Print out the entries below with no edits.

******

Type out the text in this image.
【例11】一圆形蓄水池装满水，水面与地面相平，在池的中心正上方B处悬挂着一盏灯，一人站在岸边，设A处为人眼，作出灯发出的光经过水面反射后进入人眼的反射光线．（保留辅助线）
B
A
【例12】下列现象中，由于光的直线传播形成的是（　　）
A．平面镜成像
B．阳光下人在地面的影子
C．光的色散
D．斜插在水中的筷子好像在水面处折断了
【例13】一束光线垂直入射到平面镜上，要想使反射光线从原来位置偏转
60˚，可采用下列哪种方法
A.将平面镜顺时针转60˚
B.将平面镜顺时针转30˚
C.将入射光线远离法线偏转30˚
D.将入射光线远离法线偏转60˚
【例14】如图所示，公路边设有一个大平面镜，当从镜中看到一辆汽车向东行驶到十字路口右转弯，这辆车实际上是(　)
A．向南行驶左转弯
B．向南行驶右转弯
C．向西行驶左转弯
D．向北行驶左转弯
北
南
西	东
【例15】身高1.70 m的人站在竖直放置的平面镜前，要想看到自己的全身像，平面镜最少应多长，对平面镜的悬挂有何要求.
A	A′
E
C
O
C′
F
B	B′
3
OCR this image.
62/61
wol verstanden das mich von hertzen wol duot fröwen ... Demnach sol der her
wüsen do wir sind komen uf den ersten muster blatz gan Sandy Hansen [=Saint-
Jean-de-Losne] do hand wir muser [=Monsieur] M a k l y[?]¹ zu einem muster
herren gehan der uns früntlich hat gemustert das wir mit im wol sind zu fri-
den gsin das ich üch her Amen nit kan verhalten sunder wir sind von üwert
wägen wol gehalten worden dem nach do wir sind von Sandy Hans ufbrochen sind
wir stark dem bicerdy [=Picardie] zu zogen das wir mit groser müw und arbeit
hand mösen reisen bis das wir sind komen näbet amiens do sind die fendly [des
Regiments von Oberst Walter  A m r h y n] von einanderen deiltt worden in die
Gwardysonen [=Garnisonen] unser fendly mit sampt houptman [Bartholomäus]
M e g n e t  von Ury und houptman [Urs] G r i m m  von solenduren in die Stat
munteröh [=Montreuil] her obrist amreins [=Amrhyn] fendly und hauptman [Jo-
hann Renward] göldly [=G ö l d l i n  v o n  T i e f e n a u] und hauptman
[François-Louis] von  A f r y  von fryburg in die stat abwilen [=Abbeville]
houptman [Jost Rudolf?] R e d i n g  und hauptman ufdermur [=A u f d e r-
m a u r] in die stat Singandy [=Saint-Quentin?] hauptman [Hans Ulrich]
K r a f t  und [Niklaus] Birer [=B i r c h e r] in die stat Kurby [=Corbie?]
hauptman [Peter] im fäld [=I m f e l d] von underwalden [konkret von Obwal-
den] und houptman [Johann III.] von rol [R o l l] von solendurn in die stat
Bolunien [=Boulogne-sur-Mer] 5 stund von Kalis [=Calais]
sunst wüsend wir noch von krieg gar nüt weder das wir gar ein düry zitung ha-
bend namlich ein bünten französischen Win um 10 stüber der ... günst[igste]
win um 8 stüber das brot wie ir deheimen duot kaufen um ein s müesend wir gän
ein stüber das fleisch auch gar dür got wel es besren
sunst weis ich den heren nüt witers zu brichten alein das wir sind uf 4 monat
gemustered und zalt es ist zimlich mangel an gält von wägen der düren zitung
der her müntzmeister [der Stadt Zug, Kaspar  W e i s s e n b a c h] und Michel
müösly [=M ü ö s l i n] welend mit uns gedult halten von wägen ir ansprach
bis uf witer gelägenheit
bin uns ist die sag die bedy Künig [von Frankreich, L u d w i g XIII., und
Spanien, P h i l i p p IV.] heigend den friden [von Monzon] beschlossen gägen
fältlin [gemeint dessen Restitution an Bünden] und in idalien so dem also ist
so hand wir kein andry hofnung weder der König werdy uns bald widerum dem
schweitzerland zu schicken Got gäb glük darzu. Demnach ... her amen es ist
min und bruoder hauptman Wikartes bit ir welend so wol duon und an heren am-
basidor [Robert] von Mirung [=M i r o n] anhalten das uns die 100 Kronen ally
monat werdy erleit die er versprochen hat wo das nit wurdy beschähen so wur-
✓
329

******

Answer to this problem
Type out the text in this image.
【例11】一圆形蓄水池装满水，水面与地面相平，在池的中心正上方B处悬挂着一盏灯，一人站在岸边，设A处为人眼，作出灯发出的光经过水面反射后进入人眼的反射光线．（保留辅助线）
B
A
【例12】下列现象中，由于光的直线传播形成的是（　　）
A．平面镜成像
B．阳光下人在地面的影子
C．光的色散
D．斜插在水中的筷子好像在水面处折断了
【例13】一束光线垂直入射到平面镜上，要想使反射光线从原来位置偏转
60˚，可采用下列哪种方法
A.将平面镜顺时针转60˚
B.将平面镜顺时针转30˚
C.将入射光线远离法线偏转30˚
D.将入射光线远离法线偏转60˚
【例14】如图所示，公路边设有一个大平面镜，当从镜中看到一辆汽车向东行驶到十字路口右转弯，这辆车实际上是(　)
A．向南行驶左转弯
B．向南行驶右转弯
C．向西行驶左转弯
D．向北行驶左转弯
北
南
西	东
【例15】身高1.70 m的人站在竖直放置的平面镜前，要想看到自己的全身像，平面镜最少应多长，对平面镜的悬挂有何要求.
A	A′
E
C
O
C′
F
B	B′
3
OCR this image.
62/61
wol verstanden das mich von hertzen wol duot fröwen ... Demnach sol der her
wüsen do wir sind komen uf den ersten muster blatz gan Sandy Hansen [=Saint-
Jean-de-Losne] do hand wir muser [=Monsieur] M a k l y[?]¹ zu einem muster
herren gehan der uns früntlich hat gemustert das wir mit im wol sind zu fri-
den gsin das ich üch her Amen nit kan verhalten sunder wir sind von üwert
wägen wol gehalten worden dem nach do wir sind von Sandy Hans ufbrochen sind
wir stark dem bicerdy [=Picardie] zu zogen das wir mit groser müw und arbeit
hand mösen reisen bis das wir sind komen näbet amiens do sind die fendly [des
Regiments von Oberst Walter  A m r h y n] von einanderen deiltt worden in die
Gwardysonen [=Garnisonen] unser fendly mit sampt houptman [Bartholomäus]
M e g n e t  von Ury und houptman [Urs] G r i m m  von solenduren in die Stat
munteröh [=Montreuil] her obrist amreins [=Amrhyn] fendly und hauptman [Jo-
hann Renward] göldly [=G ö l d l i n  v o n  T i e f e n a u] und hauptman
[François-Louis] von  A f r y  von fryburg in die stat abwilen [=Abbeville]
houptman [Jost Rudolf?] R e d i n g  und hauptman ufdermur [=A u f d e r-
m a u r] in die stat Singandy [=Saint-Quentin?] hauptman [Hans Ulrich]
K r a f t  und [Niklaus] Birer [=B i r c h e r] in die stat Kurby [=Corbie?]
hauptman [Peter] im fäld [=I m f e l d] von underwalden [konkret von Obwal-
den] und houptman [Johann III.] von rol [R o l l] von solendurn in die stat
Bolunien [=Boulogne-sur-Mer] 5 stund von Kalis [=Calais]
sunst wüsend wir noch von krieg gar nüt weder das wir gar ein düry zitung ha-
bend namlich ein bünten französischen Win um 10 stüber der ... günst[igste]
win um 8 stüber das brot wie ir deheimen duot kaufen um ein s müesend wir gän
ein stüber das fleisch auch gar dür got wel es besren
sunst weis ich den heren nüt witers zu brichten alein das wir sind uf 4 monat
gemustered und zalt es ist zimlich mangel an gält von wägen der düren zitung
der her müntzmeister [der Stadt Zug, Kaspar  W e i s s e n b a c h] und Michel
müösly [=M ü ö s l i n] welend mit uns gedult halten von wägen ir ansprach
bis uf witer gelägenheit
bin uns ist die sag die bedy Künig [von Frankreich, L u d w i g XIII., und
Spanien, P h i l i p p IV.] heigend den friden [von Monzon] beschlossen gägen
fältlin [gemeint dessen Restitution an Bünden] und in idalien so dem also ist
so hand wir kein andry hofnung weder der König werdy uns bald widerum dem
schweitzerland zu schicken Got gäb glük darzu. Demnach ... her amen es ist
min und bruoder hauptman Wikartes bit ir welend so wol duon und an heren am-
basidor [Robert] von Mirung [=M i r o n] anhalten das uns die 100 Kronen ally
monat werdy erleit die er versprochen hat wo das nit wurdy beschähen so wur-
✓
329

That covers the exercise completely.